BEGIN Data lines

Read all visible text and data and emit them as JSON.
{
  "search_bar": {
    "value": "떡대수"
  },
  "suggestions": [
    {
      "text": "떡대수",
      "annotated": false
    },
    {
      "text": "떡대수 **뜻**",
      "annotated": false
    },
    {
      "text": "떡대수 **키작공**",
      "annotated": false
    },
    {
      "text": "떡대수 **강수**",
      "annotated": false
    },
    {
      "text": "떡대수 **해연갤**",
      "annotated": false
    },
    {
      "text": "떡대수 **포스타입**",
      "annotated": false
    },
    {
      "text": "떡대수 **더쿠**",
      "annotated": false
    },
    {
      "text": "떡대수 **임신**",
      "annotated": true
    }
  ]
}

END Data lines

- _Stated task_: Scan the material above for the string "text" and report each line where you find it.

- _Output below_:
Read all visible text and data and emit them as JSON.
      "text": "떡대수",
      "text": "떡대수 **뜻**",
      "text": "떡대수 **키작공**",
      "text": "떡대수 **강수**",
      "text": "떡대수 **해연갤**",
      "text": "떡대수 **포스타입**",
      "text": "떡대수 **더쿠**",
      "text": "떡대수 **임신**",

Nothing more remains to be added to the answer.